• **Request**
Please list all lines of the material below in which the string "vyšetřování" occurs.

• **Dataset rows**
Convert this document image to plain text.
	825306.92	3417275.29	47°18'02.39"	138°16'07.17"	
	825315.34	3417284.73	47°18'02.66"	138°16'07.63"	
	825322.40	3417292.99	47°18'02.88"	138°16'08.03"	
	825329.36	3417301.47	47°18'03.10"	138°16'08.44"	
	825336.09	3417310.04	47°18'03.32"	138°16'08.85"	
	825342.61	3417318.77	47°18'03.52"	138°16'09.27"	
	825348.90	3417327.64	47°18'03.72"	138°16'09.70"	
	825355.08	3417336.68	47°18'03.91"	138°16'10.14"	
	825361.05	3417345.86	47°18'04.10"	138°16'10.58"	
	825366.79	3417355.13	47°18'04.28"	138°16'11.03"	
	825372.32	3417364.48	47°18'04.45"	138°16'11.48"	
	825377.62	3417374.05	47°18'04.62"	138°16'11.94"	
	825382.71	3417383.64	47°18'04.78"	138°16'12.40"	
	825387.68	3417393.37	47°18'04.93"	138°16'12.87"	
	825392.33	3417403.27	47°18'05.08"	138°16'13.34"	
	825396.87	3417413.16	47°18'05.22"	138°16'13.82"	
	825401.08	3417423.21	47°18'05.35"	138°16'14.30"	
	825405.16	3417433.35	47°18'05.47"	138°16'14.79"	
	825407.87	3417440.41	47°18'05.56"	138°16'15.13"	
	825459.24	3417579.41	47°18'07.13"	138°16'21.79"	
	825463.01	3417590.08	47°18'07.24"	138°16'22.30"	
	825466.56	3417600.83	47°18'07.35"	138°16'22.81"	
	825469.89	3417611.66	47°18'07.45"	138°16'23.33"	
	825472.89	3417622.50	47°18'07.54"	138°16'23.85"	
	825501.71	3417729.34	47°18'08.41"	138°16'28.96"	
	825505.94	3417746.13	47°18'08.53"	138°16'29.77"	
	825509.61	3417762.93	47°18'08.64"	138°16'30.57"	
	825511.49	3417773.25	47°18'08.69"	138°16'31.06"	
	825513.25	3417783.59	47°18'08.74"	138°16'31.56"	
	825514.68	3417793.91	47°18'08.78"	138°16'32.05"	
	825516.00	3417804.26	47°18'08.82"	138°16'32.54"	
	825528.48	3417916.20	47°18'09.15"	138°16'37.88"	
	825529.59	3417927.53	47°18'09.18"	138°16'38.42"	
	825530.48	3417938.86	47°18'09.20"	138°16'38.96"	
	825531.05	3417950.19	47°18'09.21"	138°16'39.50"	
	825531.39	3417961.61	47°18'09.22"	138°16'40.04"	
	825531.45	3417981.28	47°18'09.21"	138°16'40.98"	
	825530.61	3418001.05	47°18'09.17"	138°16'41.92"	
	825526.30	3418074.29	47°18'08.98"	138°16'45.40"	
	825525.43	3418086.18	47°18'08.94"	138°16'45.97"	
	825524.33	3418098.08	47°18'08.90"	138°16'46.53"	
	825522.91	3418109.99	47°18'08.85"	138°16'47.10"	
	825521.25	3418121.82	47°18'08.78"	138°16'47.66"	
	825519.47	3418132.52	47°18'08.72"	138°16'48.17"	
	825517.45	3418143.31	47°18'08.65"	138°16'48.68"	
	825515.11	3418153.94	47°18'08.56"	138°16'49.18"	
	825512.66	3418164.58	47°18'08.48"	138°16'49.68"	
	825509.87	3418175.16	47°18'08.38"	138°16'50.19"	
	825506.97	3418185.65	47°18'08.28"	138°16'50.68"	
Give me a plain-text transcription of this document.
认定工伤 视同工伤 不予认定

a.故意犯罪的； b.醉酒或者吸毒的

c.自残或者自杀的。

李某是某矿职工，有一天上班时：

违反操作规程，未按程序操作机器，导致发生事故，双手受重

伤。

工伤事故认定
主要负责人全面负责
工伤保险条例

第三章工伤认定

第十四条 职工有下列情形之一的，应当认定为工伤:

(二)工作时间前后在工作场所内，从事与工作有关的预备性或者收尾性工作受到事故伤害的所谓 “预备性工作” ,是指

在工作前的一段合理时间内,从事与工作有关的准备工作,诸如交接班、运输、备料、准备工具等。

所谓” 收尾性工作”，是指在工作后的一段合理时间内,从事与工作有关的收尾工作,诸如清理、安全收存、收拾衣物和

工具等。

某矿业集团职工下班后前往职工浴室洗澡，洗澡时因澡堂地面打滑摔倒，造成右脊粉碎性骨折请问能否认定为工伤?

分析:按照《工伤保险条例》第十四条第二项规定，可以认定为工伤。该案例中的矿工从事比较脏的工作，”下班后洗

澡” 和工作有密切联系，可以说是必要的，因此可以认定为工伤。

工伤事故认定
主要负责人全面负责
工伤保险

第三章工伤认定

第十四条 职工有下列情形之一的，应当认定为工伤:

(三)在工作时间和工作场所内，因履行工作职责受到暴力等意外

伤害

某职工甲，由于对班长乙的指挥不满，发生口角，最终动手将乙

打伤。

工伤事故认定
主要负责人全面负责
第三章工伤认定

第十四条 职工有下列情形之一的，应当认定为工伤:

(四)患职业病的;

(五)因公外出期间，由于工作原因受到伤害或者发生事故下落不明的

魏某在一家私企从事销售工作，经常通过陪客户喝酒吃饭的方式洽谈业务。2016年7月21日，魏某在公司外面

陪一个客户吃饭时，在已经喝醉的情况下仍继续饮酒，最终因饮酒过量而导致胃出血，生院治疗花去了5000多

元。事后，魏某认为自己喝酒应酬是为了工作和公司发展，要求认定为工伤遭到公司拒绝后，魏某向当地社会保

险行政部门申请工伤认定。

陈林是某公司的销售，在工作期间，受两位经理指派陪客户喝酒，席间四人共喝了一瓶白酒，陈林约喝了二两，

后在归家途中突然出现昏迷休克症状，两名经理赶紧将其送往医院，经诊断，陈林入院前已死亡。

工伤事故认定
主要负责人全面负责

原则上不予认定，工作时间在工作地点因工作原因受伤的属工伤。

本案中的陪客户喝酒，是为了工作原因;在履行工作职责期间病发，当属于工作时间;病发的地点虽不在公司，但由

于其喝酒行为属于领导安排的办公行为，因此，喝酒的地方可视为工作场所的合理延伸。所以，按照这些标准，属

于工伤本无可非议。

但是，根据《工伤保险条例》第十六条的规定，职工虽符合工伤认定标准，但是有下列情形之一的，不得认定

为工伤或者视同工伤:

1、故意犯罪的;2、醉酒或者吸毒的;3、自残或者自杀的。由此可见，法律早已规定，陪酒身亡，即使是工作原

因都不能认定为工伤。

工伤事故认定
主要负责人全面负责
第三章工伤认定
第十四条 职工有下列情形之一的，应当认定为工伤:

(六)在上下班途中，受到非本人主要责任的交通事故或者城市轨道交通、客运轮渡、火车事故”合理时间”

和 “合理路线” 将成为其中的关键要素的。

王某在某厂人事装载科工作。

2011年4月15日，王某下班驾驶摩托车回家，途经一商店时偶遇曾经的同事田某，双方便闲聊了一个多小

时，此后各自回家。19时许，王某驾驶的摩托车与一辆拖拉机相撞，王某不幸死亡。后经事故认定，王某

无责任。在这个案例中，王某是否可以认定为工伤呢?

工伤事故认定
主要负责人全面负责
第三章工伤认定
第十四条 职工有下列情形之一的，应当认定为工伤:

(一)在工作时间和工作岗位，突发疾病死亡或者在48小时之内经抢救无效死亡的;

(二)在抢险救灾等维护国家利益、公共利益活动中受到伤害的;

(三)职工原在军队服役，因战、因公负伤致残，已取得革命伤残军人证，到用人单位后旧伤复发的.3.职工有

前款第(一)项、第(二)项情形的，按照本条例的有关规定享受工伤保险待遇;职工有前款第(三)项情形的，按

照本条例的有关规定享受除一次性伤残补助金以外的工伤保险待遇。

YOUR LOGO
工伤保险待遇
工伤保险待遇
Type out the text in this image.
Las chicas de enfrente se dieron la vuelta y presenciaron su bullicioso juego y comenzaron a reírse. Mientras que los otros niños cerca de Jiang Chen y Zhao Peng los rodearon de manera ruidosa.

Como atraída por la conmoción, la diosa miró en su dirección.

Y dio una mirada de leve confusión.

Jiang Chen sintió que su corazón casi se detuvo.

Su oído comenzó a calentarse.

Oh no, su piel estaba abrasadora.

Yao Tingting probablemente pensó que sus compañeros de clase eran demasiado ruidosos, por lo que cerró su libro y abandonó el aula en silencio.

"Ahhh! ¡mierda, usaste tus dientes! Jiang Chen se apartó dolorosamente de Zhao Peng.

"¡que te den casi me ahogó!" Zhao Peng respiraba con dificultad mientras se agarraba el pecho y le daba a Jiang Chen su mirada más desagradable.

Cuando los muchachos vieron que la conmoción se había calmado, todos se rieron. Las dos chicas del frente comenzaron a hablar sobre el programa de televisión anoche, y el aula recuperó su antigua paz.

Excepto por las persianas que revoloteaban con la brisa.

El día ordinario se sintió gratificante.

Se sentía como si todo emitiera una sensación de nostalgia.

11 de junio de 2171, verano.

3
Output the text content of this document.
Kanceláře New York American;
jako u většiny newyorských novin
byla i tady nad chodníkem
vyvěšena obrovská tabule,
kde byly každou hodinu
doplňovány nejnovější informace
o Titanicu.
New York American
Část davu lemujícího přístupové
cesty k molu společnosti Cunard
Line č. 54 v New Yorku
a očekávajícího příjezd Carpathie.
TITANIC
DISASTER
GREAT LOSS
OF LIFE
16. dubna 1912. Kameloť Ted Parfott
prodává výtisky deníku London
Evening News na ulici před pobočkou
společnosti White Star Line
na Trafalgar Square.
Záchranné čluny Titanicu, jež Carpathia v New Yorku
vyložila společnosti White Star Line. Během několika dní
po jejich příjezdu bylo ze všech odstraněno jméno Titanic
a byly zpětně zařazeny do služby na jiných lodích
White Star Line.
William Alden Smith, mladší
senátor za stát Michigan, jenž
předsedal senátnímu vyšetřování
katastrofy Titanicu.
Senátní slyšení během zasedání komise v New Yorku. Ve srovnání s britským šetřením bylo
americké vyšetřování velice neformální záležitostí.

• **Solution for this problem**
předsedal senátnímu vyšetřování
americké vyšetřování velice neformální záležitostí.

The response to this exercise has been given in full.